NewElementsPeriodicTable

Twitter 2015-12 science archived Updated 2026-02-24
Late 2010s Notable 8 million+ lifetime posts

First documented in December 2015 on Twitter. Archived: no longer in active use, preserved here for the historical record.

Also known as: NewElementsSyntheticElementsOganessonPeriodicTableComplete

Completing the Seventh Row

In December 2015, IUPAC officially recognized four new elements discovered by Japanese, Russian, and American researchers, completing the periodic table’s seventh row: Nihonium (Nh, 113), Moscovium (Mc, 115), Tennessine (Ts, 117), and Oganesson (Og, 118). These superheavy synthetic elements exist for mere milliseconds before decaying, created by smashing lighter atoms together in particle accelerators.

How Superheavy Elements Are Made

Creating element 118 (Oganesson) required bombarding californium-249 targets with calcium-48 ions accelerated to 10% light speed in cyclotrons. Over months, four atoms of Oganesson were created, each existing for ~0.7 milliseconds before decaying into lighter elements. The difficulty increases exponentially: element 118 required trillion-trillion collisions to produce a handful of atoms. Synthesizing element 119 or 120 may require years of beam time with no guaranteed success.

The Island of Stability Quest

Nuclear physics predicts an “island of stability”—theoretical superheavy elements (around atomic numbers 114-126) with relatively long half-lives (seconds to days vs. microseconds) due to “magic numbers” of protons/neutrons creating stable nuclear configurations. Oganesson sits near this island, but whether truly stable isotopes exist remains unknown. Discovering long-lived superheavy elements could reveal new chemistry and materials with impossible-on-Earth properties.

Naming Rights & Nationalism

Discovering elements earns naming rights, becoming scientific immortality and national pride. Nihonium (Japan, first Asian-discovered element) honored Japan. Moscovium honored Moscow. Tennessine honored Tennessee (Oak Ridge National Lab). Oganesson honored Yuri Oganessian, the only living person with an element named after them (at the time). The politics of element naming reflect Cold War legacies (Russian-American collaboration), regional pride, and chemistry’s international culture.

DATASET.
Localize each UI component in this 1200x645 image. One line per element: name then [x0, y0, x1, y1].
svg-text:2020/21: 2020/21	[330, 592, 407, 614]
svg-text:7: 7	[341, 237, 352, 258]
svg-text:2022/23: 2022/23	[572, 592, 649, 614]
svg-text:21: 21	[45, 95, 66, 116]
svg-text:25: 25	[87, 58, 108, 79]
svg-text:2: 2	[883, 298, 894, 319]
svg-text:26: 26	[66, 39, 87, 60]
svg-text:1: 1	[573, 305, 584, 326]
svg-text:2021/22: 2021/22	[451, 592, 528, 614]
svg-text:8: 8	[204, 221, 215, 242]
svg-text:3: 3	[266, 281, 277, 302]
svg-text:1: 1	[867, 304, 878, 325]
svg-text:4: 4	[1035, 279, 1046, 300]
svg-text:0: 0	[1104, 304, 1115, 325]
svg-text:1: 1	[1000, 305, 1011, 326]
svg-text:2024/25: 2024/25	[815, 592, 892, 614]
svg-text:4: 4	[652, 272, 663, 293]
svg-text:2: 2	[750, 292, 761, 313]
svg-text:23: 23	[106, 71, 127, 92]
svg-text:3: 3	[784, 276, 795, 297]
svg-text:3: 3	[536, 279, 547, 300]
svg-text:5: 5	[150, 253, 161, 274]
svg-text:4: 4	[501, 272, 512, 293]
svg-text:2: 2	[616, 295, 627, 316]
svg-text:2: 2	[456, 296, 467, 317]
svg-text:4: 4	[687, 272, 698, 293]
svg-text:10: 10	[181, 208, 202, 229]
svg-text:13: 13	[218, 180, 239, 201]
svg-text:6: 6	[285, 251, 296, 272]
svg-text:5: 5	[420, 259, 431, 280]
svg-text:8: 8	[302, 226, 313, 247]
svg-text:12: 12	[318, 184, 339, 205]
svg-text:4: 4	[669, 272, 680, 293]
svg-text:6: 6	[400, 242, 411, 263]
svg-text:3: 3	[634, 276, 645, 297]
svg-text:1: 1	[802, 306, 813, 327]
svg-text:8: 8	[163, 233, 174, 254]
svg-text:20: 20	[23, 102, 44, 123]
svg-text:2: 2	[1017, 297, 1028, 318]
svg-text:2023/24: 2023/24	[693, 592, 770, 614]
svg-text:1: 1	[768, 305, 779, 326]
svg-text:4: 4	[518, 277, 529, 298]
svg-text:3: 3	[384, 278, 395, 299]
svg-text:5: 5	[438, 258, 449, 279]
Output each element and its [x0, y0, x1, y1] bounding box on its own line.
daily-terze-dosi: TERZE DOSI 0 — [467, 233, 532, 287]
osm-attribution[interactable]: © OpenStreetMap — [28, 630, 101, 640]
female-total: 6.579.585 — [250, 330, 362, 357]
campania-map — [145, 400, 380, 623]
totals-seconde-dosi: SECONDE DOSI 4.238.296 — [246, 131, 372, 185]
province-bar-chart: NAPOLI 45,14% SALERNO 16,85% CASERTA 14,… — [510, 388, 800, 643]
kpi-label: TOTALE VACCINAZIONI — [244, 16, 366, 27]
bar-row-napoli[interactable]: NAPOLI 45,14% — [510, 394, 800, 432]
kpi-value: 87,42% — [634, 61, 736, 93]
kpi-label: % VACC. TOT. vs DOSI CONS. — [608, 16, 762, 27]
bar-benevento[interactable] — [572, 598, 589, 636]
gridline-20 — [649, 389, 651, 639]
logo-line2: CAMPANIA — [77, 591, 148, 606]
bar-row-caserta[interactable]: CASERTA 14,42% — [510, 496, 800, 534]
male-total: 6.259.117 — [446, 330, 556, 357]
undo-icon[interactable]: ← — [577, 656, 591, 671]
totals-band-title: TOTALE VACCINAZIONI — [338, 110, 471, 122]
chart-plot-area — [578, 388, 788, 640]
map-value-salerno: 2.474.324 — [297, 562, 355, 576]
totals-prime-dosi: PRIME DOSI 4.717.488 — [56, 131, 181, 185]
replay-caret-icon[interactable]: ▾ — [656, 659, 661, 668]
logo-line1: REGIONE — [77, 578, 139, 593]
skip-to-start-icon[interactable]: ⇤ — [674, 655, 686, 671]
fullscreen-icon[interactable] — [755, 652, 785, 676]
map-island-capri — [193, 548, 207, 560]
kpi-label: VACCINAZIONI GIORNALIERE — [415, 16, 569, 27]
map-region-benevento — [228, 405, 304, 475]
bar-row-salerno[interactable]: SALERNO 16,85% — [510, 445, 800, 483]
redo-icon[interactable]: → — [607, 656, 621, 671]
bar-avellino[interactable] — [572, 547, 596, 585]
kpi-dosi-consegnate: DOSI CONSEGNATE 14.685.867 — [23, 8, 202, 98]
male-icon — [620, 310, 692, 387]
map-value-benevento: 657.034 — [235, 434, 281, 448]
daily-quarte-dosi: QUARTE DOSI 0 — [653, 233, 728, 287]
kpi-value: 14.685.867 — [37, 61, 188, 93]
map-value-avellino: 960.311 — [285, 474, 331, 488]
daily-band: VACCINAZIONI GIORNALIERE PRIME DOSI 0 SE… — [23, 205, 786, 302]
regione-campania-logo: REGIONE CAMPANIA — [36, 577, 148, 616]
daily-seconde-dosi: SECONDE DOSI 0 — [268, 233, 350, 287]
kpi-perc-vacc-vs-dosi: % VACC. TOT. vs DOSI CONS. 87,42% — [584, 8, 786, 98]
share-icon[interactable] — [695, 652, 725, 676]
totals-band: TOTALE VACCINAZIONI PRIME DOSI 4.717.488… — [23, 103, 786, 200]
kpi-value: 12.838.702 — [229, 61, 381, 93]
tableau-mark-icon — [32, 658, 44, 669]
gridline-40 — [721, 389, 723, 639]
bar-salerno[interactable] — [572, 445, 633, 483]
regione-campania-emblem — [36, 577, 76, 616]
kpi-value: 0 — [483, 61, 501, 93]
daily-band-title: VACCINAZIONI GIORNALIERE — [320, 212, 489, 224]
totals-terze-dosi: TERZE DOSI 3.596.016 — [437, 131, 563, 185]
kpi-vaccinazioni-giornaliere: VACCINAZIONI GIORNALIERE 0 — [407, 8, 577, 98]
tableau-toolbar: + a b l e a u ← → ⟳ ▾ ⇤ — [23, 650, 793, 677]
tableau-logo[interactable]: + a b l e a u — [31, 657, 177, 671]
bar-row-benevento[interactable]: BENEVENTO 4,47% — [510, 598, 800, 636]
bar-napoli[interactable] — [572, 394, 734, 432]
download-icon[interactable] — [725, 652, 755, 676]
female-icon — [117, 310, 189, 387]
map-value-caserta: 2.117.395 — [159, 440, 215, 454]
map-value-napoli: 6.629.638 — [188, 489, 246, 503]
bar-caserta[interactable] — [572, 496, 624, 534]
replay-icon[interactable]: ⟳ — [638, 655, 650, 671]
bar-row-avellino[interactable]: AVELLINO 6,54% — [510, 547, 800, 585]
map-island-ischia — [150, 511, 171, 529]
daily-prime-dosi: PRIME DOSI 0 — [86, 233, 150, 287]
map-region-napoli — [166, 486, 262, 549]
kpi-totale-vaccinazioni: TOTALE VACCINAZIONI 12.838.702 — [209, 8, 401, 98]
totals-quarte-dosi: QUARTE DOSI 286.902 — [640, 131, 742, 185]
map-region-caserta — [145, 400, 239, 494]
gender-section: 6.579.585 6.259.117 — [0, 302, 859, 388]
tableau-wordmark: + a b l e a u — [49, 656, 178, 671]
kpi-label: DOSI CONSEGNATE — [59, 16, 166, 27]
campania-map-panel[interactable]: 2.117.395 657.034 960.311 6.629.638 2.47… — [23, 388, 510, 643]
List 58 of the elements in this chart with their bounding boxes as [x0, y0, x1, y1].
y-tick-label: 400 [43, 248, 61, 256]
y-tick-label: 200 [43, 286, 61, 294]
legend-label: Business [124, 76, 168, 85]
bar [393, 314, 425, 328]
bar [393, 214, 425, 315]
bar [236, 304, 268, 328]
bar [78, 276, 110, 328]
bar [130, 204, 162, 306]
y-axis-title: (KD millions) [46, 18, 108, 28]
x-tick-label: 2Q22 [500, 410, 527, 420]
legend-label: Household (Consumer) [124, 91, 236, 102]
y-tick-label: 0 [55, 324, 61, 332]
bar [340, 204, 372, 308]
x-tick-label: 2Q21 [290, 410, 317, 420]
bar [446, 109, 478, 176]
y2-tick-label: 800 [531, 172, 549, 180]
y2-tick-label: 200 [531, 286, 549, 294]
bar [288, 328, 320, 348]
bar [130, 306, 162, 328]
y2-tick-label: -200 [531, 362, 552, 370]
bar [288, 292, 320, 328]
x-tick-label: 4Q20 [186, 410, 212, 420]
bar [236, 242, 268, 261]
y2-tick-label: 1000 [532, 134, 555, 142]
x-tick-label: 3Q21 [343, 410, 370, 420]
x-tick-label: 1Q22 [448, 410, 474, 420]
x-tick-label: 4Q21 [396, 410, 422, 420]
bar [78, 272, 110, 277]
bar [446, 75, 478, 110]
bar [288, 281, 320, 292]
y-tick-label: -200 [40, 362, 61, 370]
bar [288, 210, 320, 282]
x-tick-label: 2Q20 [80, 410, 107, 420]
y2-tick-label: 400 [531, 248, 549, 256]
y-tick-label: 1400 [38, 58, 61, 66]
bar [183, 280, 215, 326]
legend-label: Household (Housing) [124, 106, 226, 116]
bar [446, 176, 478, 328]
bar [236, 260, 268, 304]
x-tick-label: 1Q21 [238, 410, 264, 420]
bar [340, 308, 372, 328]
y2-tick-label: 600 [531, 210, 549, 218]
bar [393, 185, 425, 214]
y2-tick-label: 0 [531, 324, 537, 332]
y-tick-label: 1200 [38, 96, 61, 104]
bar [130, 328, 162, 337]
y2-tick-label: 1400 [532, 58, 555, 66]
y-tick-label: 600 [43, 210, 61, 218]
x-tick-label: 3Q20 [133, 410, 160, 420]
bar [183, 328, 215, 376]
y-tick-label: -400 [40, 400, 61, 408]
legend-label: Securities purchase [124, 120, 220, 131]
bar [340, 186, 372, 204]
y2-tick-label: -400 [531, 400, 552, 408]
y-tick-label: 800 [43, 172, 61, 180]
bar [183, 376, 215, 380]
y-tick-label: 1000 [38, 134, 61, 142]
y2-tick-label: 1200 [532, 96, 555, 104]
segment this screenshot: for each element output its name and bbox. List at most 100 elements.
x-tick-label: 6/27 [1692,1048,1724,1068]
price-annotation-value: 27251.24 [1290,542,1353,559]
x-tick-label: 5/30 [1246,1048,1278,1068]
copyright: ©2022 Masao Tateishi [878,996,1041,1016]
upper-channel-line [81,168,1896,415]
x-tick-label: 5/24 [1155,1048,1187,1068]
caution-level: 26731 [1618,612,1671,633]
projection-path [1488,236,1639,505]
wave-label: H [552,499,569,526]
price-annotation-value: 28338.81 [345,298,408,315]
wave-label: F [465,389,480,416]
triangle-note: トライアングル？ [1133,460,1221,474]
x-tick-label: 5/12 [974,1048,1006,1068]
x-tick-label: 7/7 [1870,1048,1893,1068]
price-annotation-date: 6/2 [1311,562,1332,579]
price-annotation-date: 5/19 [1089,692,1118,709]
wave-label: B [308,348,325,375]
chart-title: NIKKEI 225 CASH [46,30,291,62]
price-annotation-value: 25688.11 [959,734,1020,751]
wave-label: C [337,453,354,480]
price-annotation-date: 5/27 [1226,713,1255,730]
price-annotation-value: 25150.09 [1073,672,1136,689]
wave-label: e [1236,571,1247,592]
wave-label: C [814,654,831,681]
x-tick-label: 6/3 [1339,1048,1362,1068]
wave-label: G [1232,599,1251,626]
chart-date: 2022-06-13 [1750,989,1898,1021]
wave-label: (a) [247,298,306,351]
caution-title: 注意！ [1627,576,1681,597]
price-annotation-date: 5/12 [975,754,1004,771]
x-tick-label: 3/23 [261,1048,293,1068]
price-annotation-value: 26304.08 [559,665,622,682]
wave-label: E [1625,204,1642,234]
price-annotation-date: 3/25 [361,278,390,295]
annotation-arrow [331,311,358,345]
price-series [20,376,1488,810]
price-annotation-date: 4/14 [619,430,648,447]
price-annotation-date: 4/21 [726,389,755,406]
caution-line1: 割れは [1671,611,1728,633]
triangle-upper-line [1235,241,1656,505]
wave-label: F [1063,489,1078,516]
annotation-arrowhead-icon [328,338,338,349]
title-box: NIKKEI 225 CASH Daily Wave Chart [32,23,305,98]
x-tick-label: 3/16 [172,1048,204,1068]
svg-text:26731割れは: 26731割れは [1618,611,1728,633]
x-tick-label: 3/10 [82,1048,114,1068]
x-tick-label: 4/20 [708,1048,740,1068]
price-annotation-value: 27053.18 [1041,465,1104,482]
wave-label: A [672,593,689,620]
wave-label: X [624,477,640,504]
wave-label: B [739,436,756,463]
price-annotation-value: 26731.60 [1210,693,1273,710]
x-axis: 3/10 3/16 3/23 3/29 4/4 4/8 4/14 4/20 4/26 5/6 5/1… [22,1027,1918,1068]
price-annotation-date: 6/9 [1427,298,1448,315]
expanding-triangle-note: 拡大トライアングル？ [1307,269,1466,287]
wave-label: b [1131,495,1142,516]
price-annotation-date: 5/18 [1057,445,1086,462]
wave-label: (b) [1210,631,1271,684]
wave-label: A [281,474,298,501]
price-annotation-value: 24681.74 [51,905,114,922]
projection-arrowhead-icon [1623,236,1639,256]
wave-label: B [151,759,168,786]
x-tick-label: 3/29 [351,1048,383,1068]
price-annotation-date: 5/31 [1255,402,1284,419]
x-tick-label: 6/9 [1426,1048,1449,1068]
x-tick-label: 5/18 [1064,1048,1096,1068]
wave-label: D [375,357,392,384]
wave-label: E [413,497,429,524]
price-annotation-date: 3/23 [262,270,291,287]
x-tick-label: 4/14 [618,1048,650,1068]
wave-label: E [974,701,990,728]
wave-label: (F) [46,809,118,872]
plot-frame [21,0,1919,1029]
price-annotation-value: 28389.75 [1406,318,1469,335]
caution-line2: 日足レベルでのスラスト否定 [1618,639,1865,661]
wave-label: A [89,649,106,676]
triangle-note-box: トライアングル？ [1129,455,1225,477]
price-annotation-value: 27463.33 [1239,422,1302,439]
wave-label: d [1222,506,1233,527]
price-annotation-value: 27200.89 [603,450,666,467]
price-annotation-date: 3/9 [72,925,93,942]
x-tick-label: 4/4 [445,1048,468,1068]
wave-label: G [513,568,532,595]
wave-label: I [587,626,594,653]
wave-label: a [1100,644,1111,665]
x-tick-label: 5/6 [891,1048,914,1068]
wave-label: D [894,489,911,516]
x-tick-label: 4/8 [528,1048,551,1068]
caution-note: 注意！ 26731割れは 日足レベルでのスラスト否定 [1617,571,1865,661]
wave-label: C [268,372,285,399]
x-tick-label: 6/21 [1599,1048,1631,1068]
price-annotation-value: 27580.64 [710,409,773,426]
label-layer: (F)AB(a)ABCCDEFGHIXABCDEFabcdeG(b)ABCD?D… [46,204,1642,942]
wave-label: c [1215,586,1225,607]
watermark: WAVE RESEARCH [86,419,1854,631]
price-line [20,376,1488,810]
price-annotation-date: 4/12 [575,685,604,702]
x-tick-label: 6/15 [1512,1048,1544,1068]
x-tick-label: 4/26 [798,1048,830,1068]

PROBLEM DESCRIPTION.
Write out the whole text about the four new periodic table elements exactly as it appears, from its first line to its last. The listing was taken from a different source than the text.

OUTPUT BELOW.
NewElementsPeriodicTable

Twitter 2015-12 science archived Updated 2026-02-24
Late 2010s Notable 8 million+ lifetime posts

First documented in December 2015 on Twitter. Archived: no longer in active use, preserved here for the historical record.

Also known as: NewElementsSyntheticElementsOganessonPeriodicTableComplete

Completing the Seventh Row

In December 2015, IUPAC officially recognized four new elements discovered by Japanese, Russian, and American researchers, completing the periodic table’s seventh row: Nihonium (Nh, 113), Moscovium (Mc, 115), Tennessine (Ts, 117), and Oganesson (Og, 118). These superheavy synthetic elements exist for mere milliseconds before decaying, created by smashing lighter atoms together in particle accelerators.

How Superheavy Elements Are Made

Creating element 118 (Oganesson) required bombarding californium-249 targets with calcium-48 ions accelerated to 10% light speed in cyclotrons. Over months, four atoms of Oganesson were created, each existing for ~0.7 milliseconds before decaying into lighter elements. The difficulty increases exponentially: element 118 required trillion-trillion collisions to produce a handful of atoms. Synthesizing element 119 or 120 may require years of beam time with no guaranteed success.

The Island of Stability Quest

Nuclear physics predicts an “island of stability”—theoretical superheavy elements (around atomic numbers 114-126) with relatively long half-lives (seconds to days vs. microseconds) due to “magic numbers” of protons/neutrons creating stable nuclear configurations. Oganesson sits near this island, but whether truly stable isotopes exist remains unknown. Discovering long-lived superheavy elements could reveal new chemistry and materials with impossible-on-Earth properties.

Naming Rights & Nationalism

Discovering elements earns naming rights, becoming scientific immortality and national pride. Nihonium (Japan, first Asian-discovered element) honored Japan. Moscovium honored Moscow. Tennessine honored Tennessee (Oak Ridge National Lab). Oganesson honored Yuri Oganessian, the only living person with an element named after them (at the time). The politics of element naming reflect Cold War legacies (Russian-American collaboration), regional pride, and chemistry’s international culture.